Search the listing below for the string "seminars" and copy every line where it occurs.
┄┄┄┄┄┄┄┄┄┄
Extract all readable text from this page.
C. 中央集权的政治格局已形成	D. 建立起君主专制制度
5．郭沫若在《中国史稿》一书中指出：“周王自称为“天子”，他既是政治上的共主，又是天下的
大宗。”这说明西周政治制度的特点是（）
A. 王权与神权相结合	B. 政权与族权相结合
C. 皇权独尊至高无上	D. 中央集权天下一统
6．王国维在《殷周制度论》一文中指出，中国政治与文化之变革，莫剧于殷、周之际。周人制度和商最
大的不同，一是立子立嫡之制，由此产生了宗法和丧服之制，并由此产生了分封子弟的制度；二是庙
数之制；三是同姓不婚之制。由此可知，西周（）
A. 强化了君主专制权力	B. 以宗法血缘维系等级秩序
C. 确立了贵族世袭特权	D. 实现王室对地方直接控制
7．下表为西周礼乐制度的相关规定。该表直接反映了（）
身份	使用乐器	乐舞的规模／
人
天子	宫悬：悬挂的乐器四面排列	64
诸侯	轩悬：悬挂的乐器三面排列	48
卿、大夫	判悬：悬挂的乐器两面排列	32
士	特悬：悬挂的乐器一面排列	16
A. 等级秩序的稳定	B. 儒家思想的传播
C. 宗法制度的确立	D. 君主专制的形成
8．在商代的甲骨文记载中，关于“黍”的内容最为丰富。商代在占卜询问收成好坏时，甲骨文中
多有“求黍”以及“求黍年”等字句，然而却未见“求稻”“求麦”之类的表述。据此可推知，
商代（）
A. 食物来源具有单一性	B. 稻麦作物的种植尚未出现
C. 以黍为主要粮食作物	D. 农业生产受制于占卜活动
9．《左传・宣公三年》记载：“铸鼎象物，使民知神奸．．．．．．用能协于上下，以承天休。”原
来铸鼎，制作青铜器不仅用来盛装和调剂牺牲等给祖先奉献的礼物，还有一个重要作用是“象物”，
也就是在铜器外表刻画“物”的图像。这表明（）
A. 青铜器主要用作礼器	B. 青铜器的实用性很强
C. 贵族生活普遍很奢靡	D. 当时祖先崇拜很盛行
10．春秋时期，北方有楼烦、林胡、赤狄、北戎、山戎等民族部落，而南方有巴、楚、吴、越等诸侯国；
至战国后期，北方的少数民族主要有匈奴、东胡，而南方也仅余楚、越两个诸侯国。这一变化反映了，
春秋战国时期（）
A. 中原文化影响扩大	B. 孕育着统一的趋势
┄┄┄┄┄┄┄┄┄┄
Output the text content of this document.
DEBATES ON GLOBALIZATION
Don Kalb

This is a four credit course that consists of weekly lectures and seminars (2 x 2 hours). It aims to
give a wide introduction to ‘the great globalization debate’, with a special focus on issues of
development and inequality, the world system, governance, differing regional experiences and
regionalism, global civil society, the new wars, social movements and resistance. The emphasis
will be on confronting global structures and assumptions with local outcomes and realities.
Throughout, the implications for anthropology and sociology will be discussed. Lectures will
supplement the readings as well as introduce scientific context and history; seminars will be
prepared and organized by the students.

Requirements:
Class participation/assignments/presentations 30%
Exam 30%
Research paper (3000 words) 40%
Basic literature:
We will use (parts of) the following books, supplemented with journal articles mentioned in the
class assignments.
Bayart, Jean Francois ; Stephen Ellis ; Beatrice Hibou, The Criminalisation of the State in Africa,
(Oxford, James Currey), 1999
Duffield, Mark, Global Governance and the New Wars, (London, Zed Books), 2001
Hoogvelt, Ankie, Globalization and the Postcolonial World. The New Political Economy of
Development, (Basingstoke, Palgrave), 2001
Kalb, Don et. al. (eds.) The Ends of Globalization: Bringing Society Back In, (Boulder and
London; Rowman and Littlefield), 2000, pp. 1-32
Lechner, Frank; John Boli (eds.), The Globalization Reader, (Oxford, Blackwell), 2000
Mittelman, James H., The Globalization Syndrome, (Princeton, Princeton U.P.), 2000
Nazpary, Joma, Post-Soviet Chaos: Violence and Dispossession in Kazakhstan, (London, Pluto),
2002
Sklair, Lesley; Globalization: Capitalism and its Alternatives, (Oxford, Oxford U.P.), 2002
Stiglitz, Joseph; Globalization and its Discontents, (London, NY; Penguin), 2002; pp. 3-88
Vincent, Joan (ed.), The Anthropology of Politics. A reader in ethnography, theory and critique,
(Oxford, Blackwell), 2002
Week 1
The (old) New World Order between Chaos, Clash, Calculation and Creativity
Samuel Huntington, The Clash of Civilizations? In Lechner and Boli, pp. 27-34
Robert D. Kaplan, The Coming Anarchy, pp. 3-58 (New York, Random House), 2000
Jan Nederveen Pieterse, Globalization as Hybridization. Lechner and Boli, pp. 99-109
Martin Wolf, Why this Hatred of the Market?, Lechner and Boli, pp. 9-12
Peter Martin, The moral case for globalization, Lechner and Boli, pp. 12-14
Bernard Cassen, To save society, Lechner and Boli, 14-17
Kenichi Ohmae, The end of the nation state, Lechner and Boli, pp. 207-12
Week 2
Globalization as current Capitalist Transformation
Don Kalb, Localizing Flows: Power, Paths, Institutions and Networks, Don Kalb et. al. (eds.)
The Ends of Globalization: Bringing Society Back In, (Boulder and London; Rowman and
┄┄┄┄┄┄┄┄┄┄
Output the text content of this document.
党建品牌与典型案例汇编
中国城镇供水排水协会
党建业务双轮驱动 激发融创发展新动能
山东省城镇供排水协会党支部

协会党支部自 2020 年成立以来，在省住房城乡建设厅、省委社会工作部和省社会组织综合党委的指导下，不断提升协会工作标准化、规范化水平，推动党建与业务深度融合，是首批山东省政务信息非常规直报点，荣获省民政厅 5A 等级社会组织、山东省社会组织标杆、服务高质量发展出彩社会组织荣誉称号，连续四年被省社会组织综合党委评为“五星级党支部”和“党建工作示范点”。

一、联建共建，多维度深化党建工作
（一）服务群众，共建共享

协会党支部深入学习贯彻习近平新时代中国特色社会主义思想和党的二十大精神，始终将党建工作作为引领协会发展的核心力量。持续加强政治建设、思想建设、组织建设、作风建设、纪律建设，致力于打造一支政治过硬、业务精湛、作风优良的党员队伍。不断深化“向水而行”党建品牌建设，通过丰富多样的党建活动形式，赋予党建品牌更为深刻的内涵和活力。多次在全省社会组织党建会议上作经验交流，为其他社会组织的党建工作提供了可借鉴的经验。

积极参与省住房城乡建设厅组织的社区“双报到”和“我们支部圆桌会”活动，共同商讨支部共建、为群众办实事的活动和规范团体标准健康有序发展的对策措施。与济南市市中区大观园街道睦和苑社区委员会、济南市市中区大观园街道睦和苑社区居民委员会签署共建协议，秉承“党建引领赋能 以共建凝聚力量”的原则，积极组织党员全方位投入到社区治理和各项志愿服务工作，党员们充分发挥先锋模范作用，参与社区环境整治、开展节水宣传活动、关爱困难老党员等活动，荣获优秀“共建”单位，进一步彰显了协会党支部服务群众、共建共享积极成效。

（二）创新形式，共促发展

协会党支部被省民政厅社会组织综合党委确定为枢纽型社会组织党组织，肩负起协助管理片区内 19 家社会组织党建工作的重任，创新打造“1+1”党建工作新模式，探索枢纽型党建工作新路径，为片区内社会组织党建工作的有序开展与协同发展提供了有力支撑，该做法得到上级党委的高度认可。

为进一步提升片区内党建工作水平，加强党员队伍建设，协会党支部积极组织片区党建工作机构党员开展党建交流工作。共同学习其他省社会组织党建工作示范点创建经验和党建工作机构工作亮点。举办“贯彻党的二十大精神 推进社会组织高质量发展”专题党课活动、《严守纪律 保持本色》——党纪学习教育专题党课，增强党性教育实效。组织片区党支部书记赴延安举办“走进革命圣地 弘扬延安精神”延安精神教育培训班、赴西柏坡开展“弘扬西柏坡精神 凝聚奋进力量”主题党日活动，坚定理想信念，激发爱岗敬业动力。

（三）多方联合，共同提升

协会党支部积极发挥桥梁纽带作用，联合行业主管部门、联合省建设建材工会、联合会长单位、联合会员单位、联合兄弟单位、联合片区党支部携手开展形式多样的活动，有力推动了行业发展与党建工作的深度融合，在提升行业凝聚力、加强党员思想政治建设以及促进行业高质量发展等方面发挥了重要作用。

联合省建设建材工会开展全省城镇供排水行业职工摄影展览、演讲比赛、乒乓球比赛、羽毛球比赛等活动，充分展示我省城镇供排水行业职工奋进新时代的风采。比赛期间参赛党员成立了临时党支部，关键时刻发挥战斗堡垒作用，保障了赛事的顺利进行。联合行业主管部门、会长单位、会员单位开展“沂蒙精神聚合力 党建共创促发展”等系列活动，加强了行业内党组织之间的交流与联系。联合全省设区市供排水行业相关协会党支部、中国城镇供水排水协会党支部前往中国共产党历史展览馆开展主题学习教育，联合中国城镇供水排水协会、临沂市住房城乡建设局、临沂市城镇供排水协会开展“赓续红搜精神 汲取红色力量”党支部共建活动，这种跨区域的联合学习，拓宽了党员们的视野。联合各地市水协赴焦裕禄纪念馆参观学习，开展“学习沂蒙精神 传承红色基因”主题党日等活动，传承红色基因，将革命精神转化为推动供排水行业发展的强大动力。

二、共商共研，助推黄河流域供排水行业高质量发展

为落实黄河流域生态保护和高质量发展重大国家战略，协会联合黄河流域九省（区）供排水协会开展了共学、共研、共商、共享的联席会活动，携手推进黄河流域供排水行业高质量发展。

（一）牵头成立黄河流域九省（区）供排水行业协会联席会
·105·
┄┄┄┄┄┄┄┄┄┄
* Exercise solution
This is a four credit course that consists of weekly lectures and seminars (2 x 2 hours). It aims to
supplement the readings as well as introduce scientific context and history; seminars will be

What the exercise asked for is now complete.